Recorded data:
# # # # #

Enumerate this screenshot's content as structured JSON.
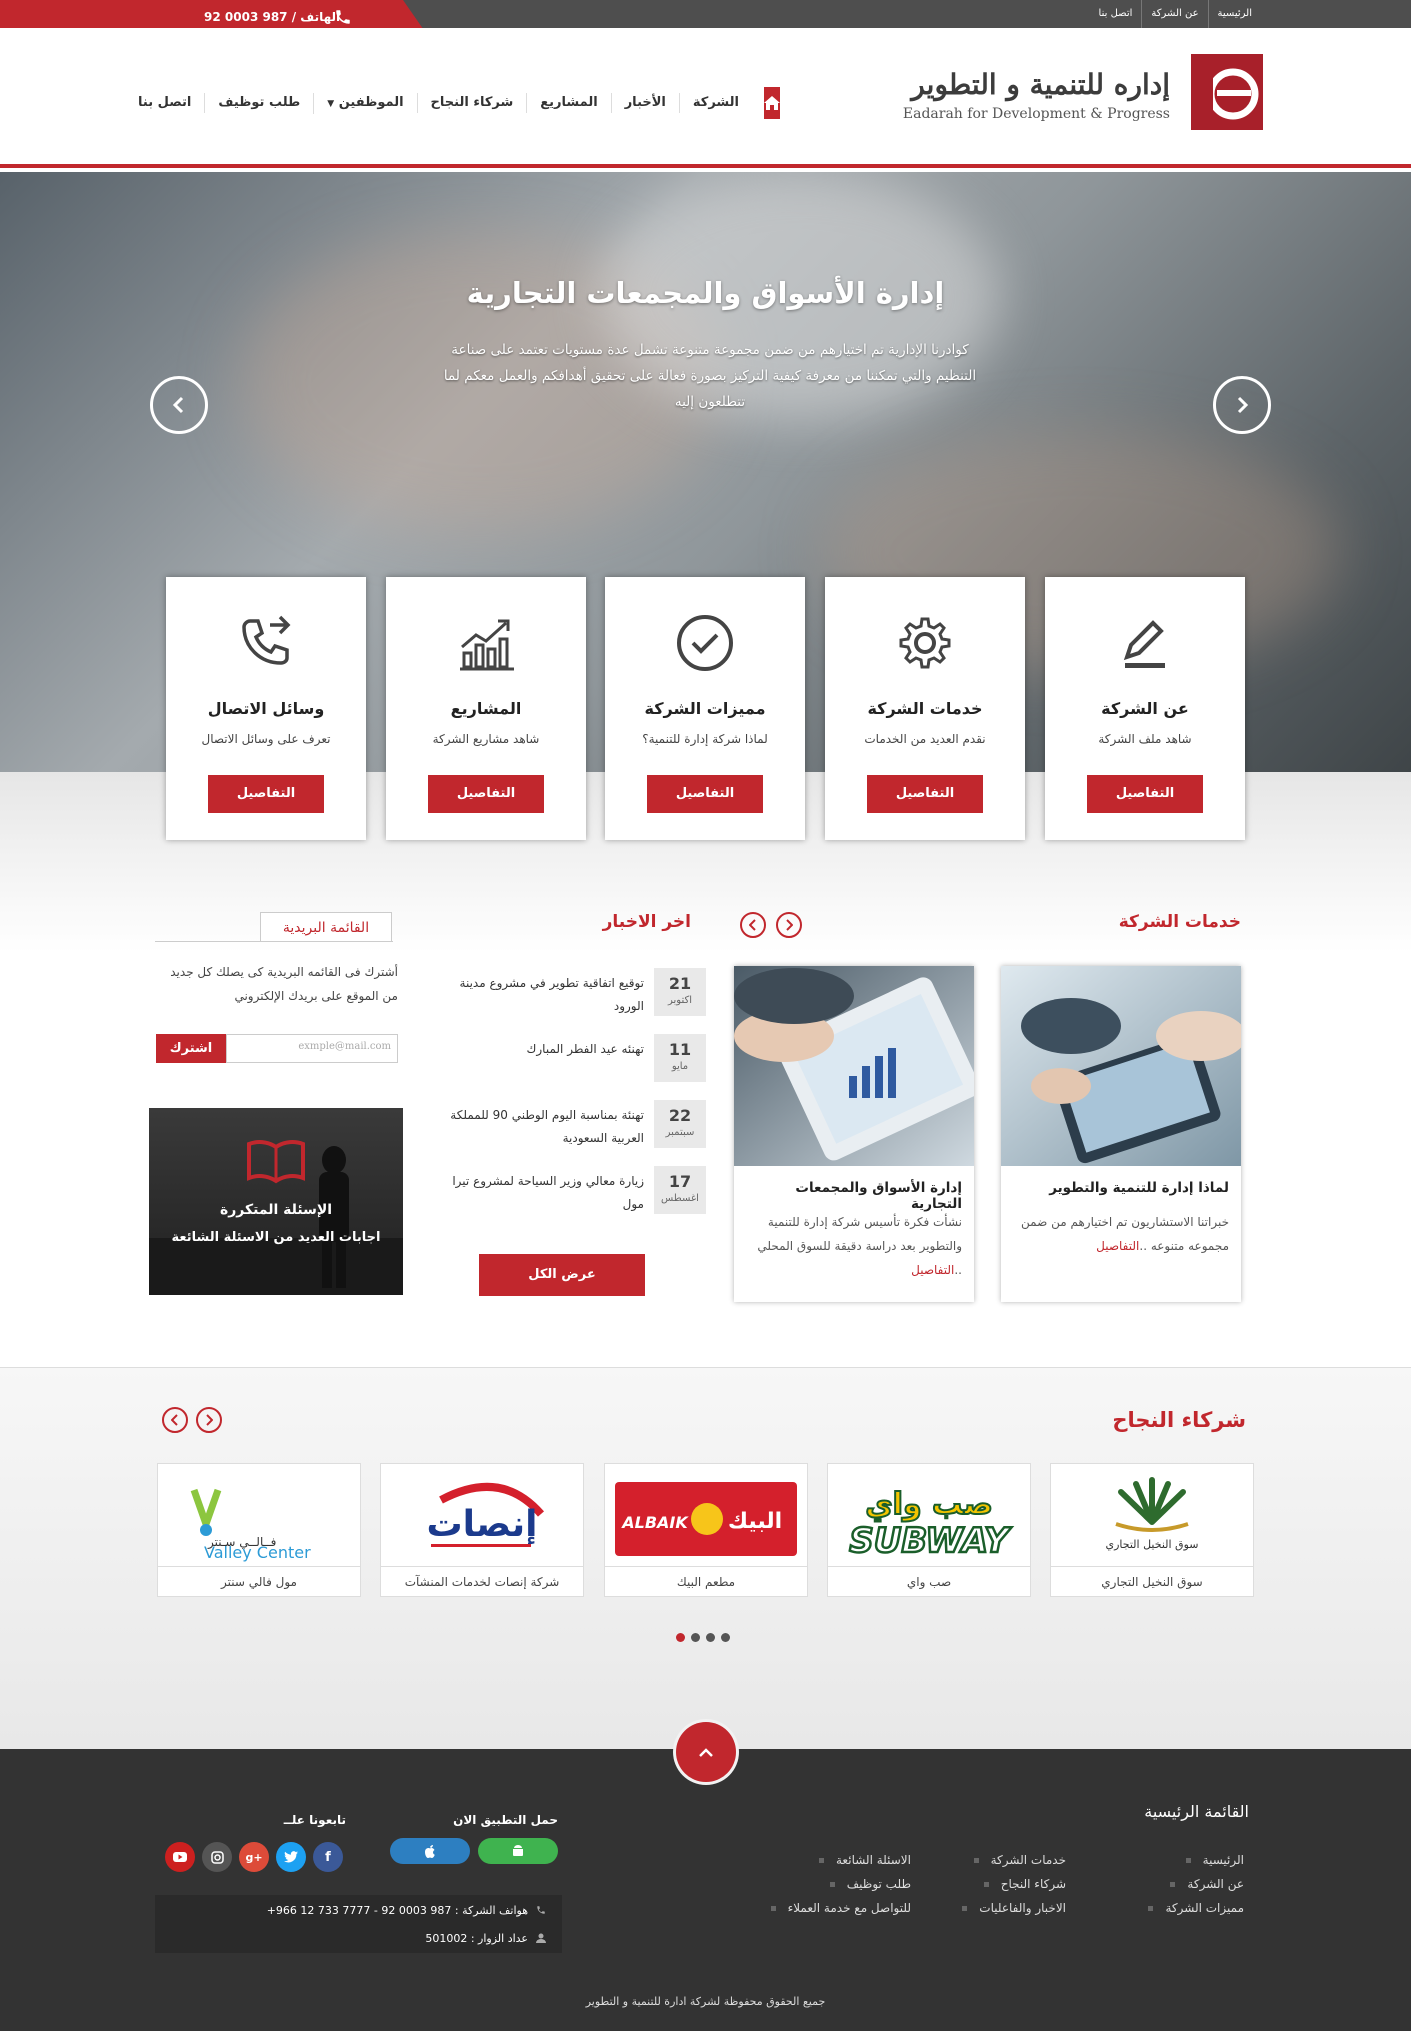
{
  "topbar": {
    "links": [
      "الرئيسية",
      "عن الشركة",
      "اتصل بنا"
    ],
    "phone_label": "الهاتف / 987 0003 92"
  },
  "logo": {
    "arabic": "إداره للتنمية و التطوير",
    "english": "Eadarah for Development & Progress"
  },
  "nav": {
    "items": [
      "الشركة",
      "الأخبار",
      "المشاريع",
      "شركاء النجاح",
      "الموظفين",
      "طلب توظيف",
      "اتصل بنا"
    ]
  },
  "hero": {
    "title": "إدارة الأسواق والمجمعات التجارية",
    "text": "كوادرنا الإدارية تم اختيارهم من ضمن مجموعة متنوعة تشمل عدة مستويات تعتمد على صناعة التنظيم والتي تمكننا من معرفة كيفية التركيز بصورة فعالة على تحقيق أهدافكم والعمل معكم لما تتطلعون إليه"
  },
  "cards": [
    {
      "title": "عن الشركة",
      "sub": "شاهد ملف الشركة",
      "btn": "التفاصيل",
      "icon": "pencil-icon"
    },
    {
      "title": "خدمات الشركة",
      "sub": "نقدم العديد من الخدمات",
      "btn": "التفاصيل",
      "icon": "gear-icon"
    },
    {
      "title": "مميزات الشركة",
      "sub": "لماذا شركة إدارة للتنمية؟",
      "btn": "التفاصيل",
      "icon": "check-circle-icon"
    },
    {
      "title": "المشاريع",
      "sub": "شاهد مشاريع الشركة",
      "btn": "التفاصيل",
      "icon": "growth-chart-icon"
    },
    {
      "title": "وسائل الاتصال",
      "sub": "تعرف على وسائل الاتصال",
      "btn": "التفاصيل",
      "icon": "phone-call-icon"
    }
  ],
  "services": {
    "title": "خدمات الشركة",
    "items": [
      {
        "title": "لماذا إدارة للتنمية والتطوير",
        "desc": "خبراتنا الاستشاريون تم اختيارهم من ضمن مجموعه متنوعه ..",
        "more": "التفاصيل"
      },
      {
        "title": "إدارة الأسواق والمجمعات التجارية",
        "desc": "نشأت فكرة تأسيس شركة إدارة للتنمية والتطوير بعد دراسة دقيقة للسوق المحلي ..",
        "more": "التفاصيل"
      }
    ]
  },
  "news": {
    "title": "اخر الاخبار",
    "items": [
      {
        "day": "21",
        "month": "اكتوبر",
        "text": "توقيع اتفاقية تطوير في مشروع مدينة الورود"
      },
      {
        "day": "11",
        "month": "مايو",
        "text": "تهنئه عيد الفطر المبارك"
      },
      {
        "day": "22",
        "month": "سبتمبر",
        "text": "تهنئة بمناسبة اليوم الوطني 90 للمملكة العربية السعودية"
      },
      {
        "day": "17",
        "month": "اغسطس",
        "text": "زيارة معالي وزير السياحة لمشروع تيرا مول"
      }
    ],
    "view_all": "عرض الكل"
  },
  "newsletter": {
    "tab": "القائمة البريدية",
    "desc": "أشترك فى القائمه البريدية كى يصلك كل جديد من الموقع على بريدك الإلكتروني",
    "placeholder": "exmple@mail.com",
    "button": "اشترك"
  },
  "faq": {
    "title": "الإسئلة المتكررة",
    "sub": "اجابات العديد من الاسئلة الشائعة"
  },
  "partners": {
    "title": "شركاء النجاح",
    "items": [
      {
        "name": "سوق النخيل التجاري",
        "logo_text": "سوق النخيل التجاري"
      },
      {
        "name": "صب واي",
        "logo_text": "SUBWAY"
      },
      {
        "name": "مطعم البيك",
        "logo_text": "ALBAIK"
      },
      {
        "name": "شركة إنصات لخدمات المنشآت",
        "logo_text": "إنصات"
      },
      {
        "name": "مول فالي سنتر",
        "logo_text": "Valley Center"
      }
    ]
  },
  "footer": {
    "menu_title": "القائمة الرئيسية",
    "col1": [
      "الرئيسية",
      "عن الشركة",
      "مميزات الشركة"
    ],
    "col2": [
      "خدمات الشركة",
      "شركاء النجاح",
      "الاخبار والفاعليات"
    ],
    "col3": [
      "الاسئلة الشائعة",
      "طلب توظيف",
      "للتواصل مع خدمة العملاء"
    ],
    "app_title": "حمل التطبيق الان",
    "follow_title": "تابعونا علــ",
    "phones": "هواتف الشركة : 987 0003 92 - 7777 733 12 966+",
    "visitors": "عداد الزوار : 501002",
    "copyright": "جميع الحقوق محفوظة لشركة ادارة للتنمية و التطوير"
  },
  "colors": {
    "accent": "#c1272d",
    "dark": "#333333",
    "topbar": "#4e4e4e"
  }
}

# # # # #

What you will do: Write out each line again precisely as it appears, skipping every picture.

Final result:
Enumerate this screenshot's content as structured JSON.
{
  "topbar": {
    "links": [
      "الرئيسية",
      "عن الشركة",
      "اتصل بنا"
    ],
    "phone_label": "الهاتف / 987 0003 92"
  },
  "logo": {
    "arabic": "إداره للتنمية و التطوير",
    "english": "Eadarah for Development & Progress"
  },
  "nav": {
    "items": [
      "الشركة",
      "الأخبار",
      "المشاريع",
      "شركاء النجاح",
      "الموظفين",
      "طلب توظيف",
      "اتصل بنا"
    ]
  },
  "hero": {
    "title": "إدارة الأسواق والمجمعات التجارية",
    "text": "كوادرنا الإدارية تم اختيارهم من ضمن مجموعة متنوعة تشمل عدة مستويات تعتمد على صناعة التنظيم والتي تمكننا من معرفة كيفية التركيز بصورة فعالة على تحقيق أهدافكم والعمل معكم لما تتطلعون إليه"
  },
  "cards": [
    {
      "title": "عن الشركة",
      "sub": "شاهد ملف الشركة",
      "btn": "التفاصيل",
      "icon": "pencil-icon"
    },
    {
      "title": "خدمات الشركة",
      "sub": "نقدم العديد من الخدمات",
      "btn": "التفاصيل",
      "icon": "gear-icon"
    },
    {
      "title": "مميزات الشركة",
      "sub": "لماذا شركة إدارة للتنمية؟",
      "btn": "التفاصيل",
      "icon": "check-circle-icon"
    },
    {
      "title": "المشاريع",
      "sub": "شاهد مشاريع الشركة",
      "btn": "التفاصيل",
      "icon": "growth-chart-icon"
    },
    {
      "title": "وسائل الاتصال",
      "sub": "تعرف على وسائل الاتصال",
      "btn": "التفاصيل",
      "icon": "phone-call-icon"
    }
  ],
  "services": {
    "title": "خدمات الشركة",
    "items": [
      {
        "title": "لماذا إدارة للتنمية والتطوير",
        "desc": "خبراتنا الاستشاريون تم اختيارهم من ضمن مجموعه متنوعه ..",
        "more": "التفاصيل"
      },
      {
        "title": "إدارة الأسواق والمجمعات التجارية",
        "desc": "نشأت فكرة تأسيس شركة إدارة للتنمية والتطوير بعد دراسة دقيقة للسوق المحلي ..",
        "more": "التفاصيل"
      }
    ]
  },
  "news": {
    "title": "اخر الاخبار",
    "items": [
      {
        "day": "21",
        "month": "اكتوبر",
        "text": "توقيع اتفاقية تطوير في مشروع مدينة الورود"
      },
      {
        "day": "11",
        "month": "مايو",
        "text": "تهنئه عيد الفطر المبارك"
      },
      {
        "day": "22",
        "month": "سبتمبر",
        "text": "تهنئة بمناسبة اليوم الوطني 90 للمملكة العربية السعودية"
      },
      {
        "day": "17",
        "month": "اغسطس",
        "text": "زيارة معالي وزير السياحة لمشروع تيرا مول"
      }
    ],
    "view_all": "عرض الكل"
  },
  "newsletter": {
    "tab": "القائمة البريدية",
    "desc": "أشترك فى القائمه البريدية كى يصلك كل جديد من الموقع على بريدك الإلكتروني",
    "placeholder": "exmple@mail.com",
    "button": "اشترك"
  },
  "faq": {
    "title": "الإسئلة المتكررة",
    "sub": "اجابات العديد من الاسئلة الشائعة"
  },
  "partners": {
    "title": "شركاء النجاح",
    "items": [
      {
        "name": "سوق النخيل التجاري",
        "logo_text": "سوق النخيل التجاري"
      },
      {
        "name": "صب واي",
        "logo_text": "SUBWAY"
      },
      {
        "name": "مطعم البيك",
        "logo_text": "ALBAIK"
      },
      {
        "name": "شركة إنصات لخدمات المنشآت",
        "logo_text": "إنصات"
      },
      {
        "name": "مول فالي سنتر",
        "logo_text": "Valley Center"
      }
    ]
  },
  "footer": {
    "menu_title": "القائمة الرئيسية",
    "col1": [
      "الرئيسية",
      "عن الشركة",
      "مميزات الشركة"
    ],
    "col2": [
      "خدمات الشركة",
      "شركاء النجاح",
      "الاخبار والفاعليات"
    ],
    "col3": [
      "الاسئلة الشائعة",
      "طلب توظيف",
      "للتواصل مع خدمة العملاء"
    ],
    "app_title": "حمل التطبيق الان",
    "follow_title": "تابعونا علــ",
    "phones": "هواتف الشركة : 987 0003 92 - 7777 733 12 966+",
    "visitors": "عداد الزوار : 501002",
    "copyright": "جميع الحقوق محفوظة لشركة ادارة للتنمية و التطوير"
  },
  "colors": {
    "accent": "#c1272d",
    "dark": "#333333",
    "topbar": "#4e4e4e"
  }
}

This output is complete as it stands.